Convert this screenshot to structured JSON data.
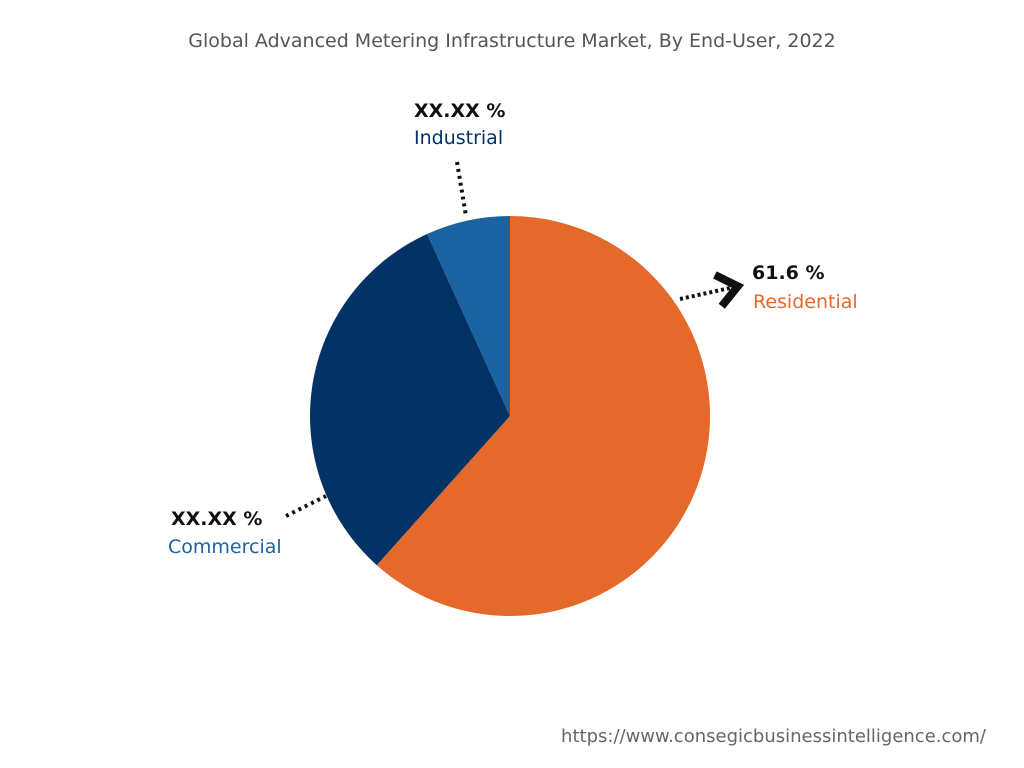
{
  "chart_data": {
    "type": "pie",
    "title": "Global Advanced Metering Infrastructure Market, By End-User, 2022",
    "slices": [
      {
        "name": "Residential",
        "value": 61.6,
        "label": "61.6 %",
        "color": "#E5692A",
        "label_color": "#E5692A"
      },
      {
        "name": "Commercial",
        "value": 31.6,
        "label": "XX.XX %",
        "color": "#033366",
        "label_color": "#1A62A0"
      },
      {
        "name": "Industrial",
        "value": 6.8,
        "label": "XX.XX %",
        "color": "#1A62A0",
        "label_color": "#033366"
      }
    ],
    "start": "top, clockwise"
  },
  "footer": {
    "url": "https://www.consegicbusinessintelligence.com/"
  }
}
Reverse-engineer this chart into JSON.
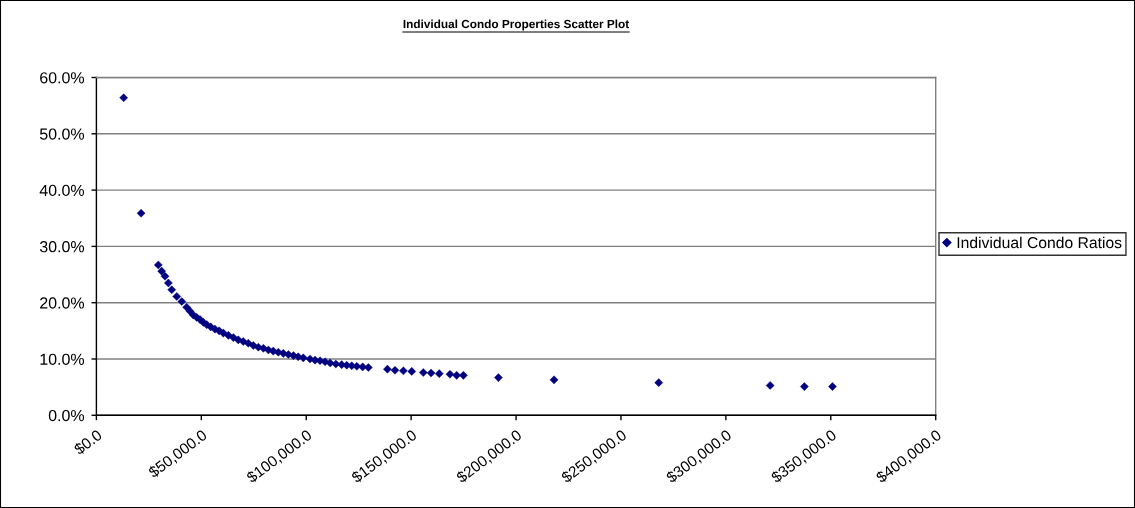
{
  "chart_data": {
    "type": "scatter",
    "title": "Individual Condo Properties Scatter Plot",
    "x": [
      13000,
      21300,
      29500,
      31100,
      32700,
      34300,
      35900,
      38300,
      40700,
      43000,
      44600,
      46200,
      47800,
      49400,
      51000,
      52600,
      54500,
      56500,
      58500,
      60500,
      62900,
      65300,
      67600,
      70000,
      72400,
      74800,
      77200,
      79600,
      82000,
      84300,
      86700,
      89100,
      91500,
      93900,
      96200,
      98600,
      101800,
      104200,
      106600,
      109000,
      111400,
      114100,
      116900,
      119300,
      121700,
      124100,
      126900,
      129600,
      138700,
      142300,
      146300,
      150300,
      155800,
      159500,
      163400,
      168500,
      171700,
      174900,
      191600,
      218100,
      268000,
      321100,
      337400,
      350800
    ],
    "series": [
      {
        "name": "Individual Condo Ratios",
        "color": "#000080",
        "values": [
          56.4,
          35.9,
          26.7,
          25.6,
          24.7,
          23.5,
          22.3,
          21.1,
          20.2,
          19.2,
          18.5,
          17.8,
          17.4,
          17.0,
          16.5,
          16.1,
          15.7,
          15.3,
          15.0,
          14.6,
          14.2,
          13.8,
          13.4,
          13.1,
          12.8,
          12.4,
          12.1,
          11.9,
          11.6,
          11.4,
          11.2,
          11.0,
          10.8,
          10.6,
          10.4,
          10.2,
          10.0,
          9.8,
          9.7,
          9.5,
          9.3,
          9.1,
          9.0,
          8.9,
          8.8,
          8.7,
          8.6,
          8.5,
          8.2,
          8.0,
          7.9,
          7.8,
          7.6,
          7.5,
          7.4,
          7.3,
          7.1,
          7.1,
          6.7,
          6.3,
          5.8,
          5.3,
          5.1,
          5.1
        ]
      }
    ],
    "xlim": [
      0,
      400000
    ],
    "xticks": [
      {
        "value": 0,
        "label": "$0.0"
      },
      {
        "value": 50000,
        "label": "$50,000.0"
      },
      {
        "value": 100000,
        "label": "$100,000.0"
      },
      {
        "value": 150000,
        "label": "$150,000.0"
      },
      {
        "value": 200000,
        "label": "$200,000.0"
      },
      {
        "value": 250000,
        "label": "$250,000.0"
      },
      {
        "value": 300000,
        "label": "$300,000.0"
      },
      {
        "value": 350000,
        "label": "$350,000.0"
      },
      {
        "value": 400000,
        "label": "$400,000.0"
      }
    ],
    "ylim": [
      0,
      60
    ],
    "yticks": [
      {
        "value": 0,
        "label": "0.0%"
      },
      {
        "value": 10,
        "label": "10.0%"
      },
      {
        "value": 20,
        "label": "20.0%"
      },
      {
        "value": 30,
        "label": "30.0%"
      },
      {
        "value": 40,
        "label": "40.0%"
      },
      {
        "value": 50,
        "label": "50.0%"
      },
      {
        "value": 60,
        "label": "60.0%"
      }
    ],
    "grid": "y",
    "legend": "right",
    "marker": "diamond"
  }
}
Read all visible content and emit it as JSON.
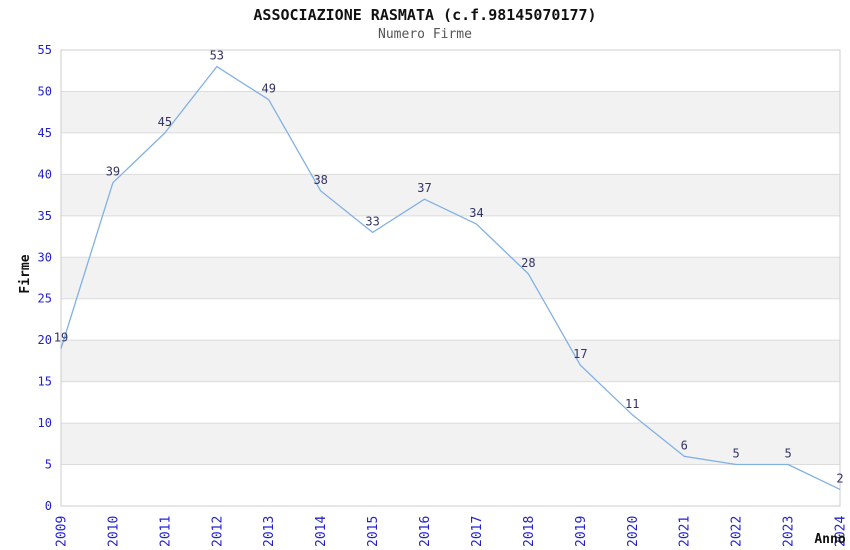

---

### GIVEN TASK
Take the records above and transcribe them exactly, dropping every picture.

### THE SOLUTION
Convert this screenshot to structured JSON data.
{
  "chart_data": {
    "type": "pie",
    "title": "Global Advanced Metering Infrastructure Market, By End-User, 2022",
    "slices": [
      {
        "name": "Residential",
        "value": 61.6,
        "label": "61.6 %",
        "color": "#E5692A",
        "label_color": "#E5692A"
      },
      {
        "name": "Commercial",
        "value": 31.6,
        "label": "XX.XX %",
        "color": "#033366",
        "label_color": "#1A62A0"
      },
      {
        "name": "Industrial",
        "value": 6.8,
        "label": "XX.XX %",
        "color": "#1A62A0",
        "label_color": "#033366"
      }
    ],
    "start": "top, clockwise"
  },
  "footer": {
    "url": "https://www.consegicbusinessintelligence.com/"
  }
}
Reverse-engineer this chart into JSON.
{
  "chart_data": {
    "type": "scatter",
    "title": "Individual Condo Properties Scatter Plot",
    "x": [
      13000,
      21300,
      29500,
      31100,
      32700,
      34300,
      35900,
      38300,
      40700,
      43000,
      44600,
      46200,
      47800,
      49400,
      51000,
      52600,
      54500,
      56500,
      58500,
      60500,
      62900,
      65300,
      67600,
      70000,
      72400,
      74800,
      77200,
      79600,
      82000,
      84300,
      86700,
      89100,
      91500,
      93900,
      96200,
      98600,
      101800,
      104200,
      106600,
      109000,
      111400,
      114100,
      116900,
      119300,
      121700,
      124100,
      126900,
      129600,
      138700,
      142300,
      146300,
      150300,
      155800,
      159500,
      163400,
      168500,
      171700,
      174900,
      191600,
      218100,
      268000,
      321100,
      337400,
      350800
    ],
    "series": [
      {
        "name": "Individual Condo Ratios",
        "color": "#000080",
        "values": [
          56.4,
          35.9,
          26.7,
          25.6,
          24.7,
          23.5,
          22.3,
          21.1,
          20.2,
          19.2,
          18.5,
          17.8,
          17.4,
          17.0,
          16.5,
          16.1,
          15.7,
          15.3,
          15.0,
          14.6,
          14.2,
          13.8,
          13.4,
          13.1,
          12.8,
          12.4,
          12.1,
          11.9,
          11.6,
          11.4,
          11.2,
          11.0,
          10.8,
          10.6,
          10.4,
          10.2,
          10.0,
          9.8,
          9.7,
          9.5,
          9.3,
          9.1,
          9.0,
          8.9,
          8.8,
          8.7,
          8.6,
          8.5,
          8.2,
          8.0,
          7.9,
          7.8,
          7.6,
          7.5,
          7.4,
          7.3,
          7.1,
          7.1,
          6.7,
          6.3,
          5.8,
          5.3,
          5.1,
          5.1
        ]
      }
    ],
    "xlim": [
      0,
      400000
    ],
    "xticks": [
      {
        "value": 0,
        "label": "$0.0"
      },
      {
        "value": 50000,
        "label": "$50,000.0"
      },
      {
        "value": 100000,
        "label": "$100,000.0"
      },
      {
        "value": 150000,
        "label": "$150,000.0"
      },
      {
        "value": 200000,
        "label": "$200,000.0"
      },
      {
        "value": 250000,
        "label": "$250,000.0"
      },
      {
        "value": 300000,
        "label": "$300,000.0"
      },
      {
        "value": 350000,
        "label": "$350,000.0"
      },
      {
        "value": 400000,
        "label": "$400,000.0"
      }
    ],
    "ylim": [
      0,
      60
    ],
    "yticks": [
      {
        "value": 0,
        "label": "0.0%"
      },
      {
        "value": 10,
        "label": "10.0%"
      },
      {
        "value": 20,
        "label": "20.0%"
      },
      {
        "value": 30,
        "label": "30.0%"
      },
      {
        "value": 40,
        "label": "40.0%"
      },
      {
        "value": 50,
        "label": "50.0%"
      },
      {
        "value": 60,
        "label": "60.0%"
      }
    ],
    "grid": "y",
    "legend": "right",
    "marker": "diamond"
  }
}
Read all visible content and emit it as JSON.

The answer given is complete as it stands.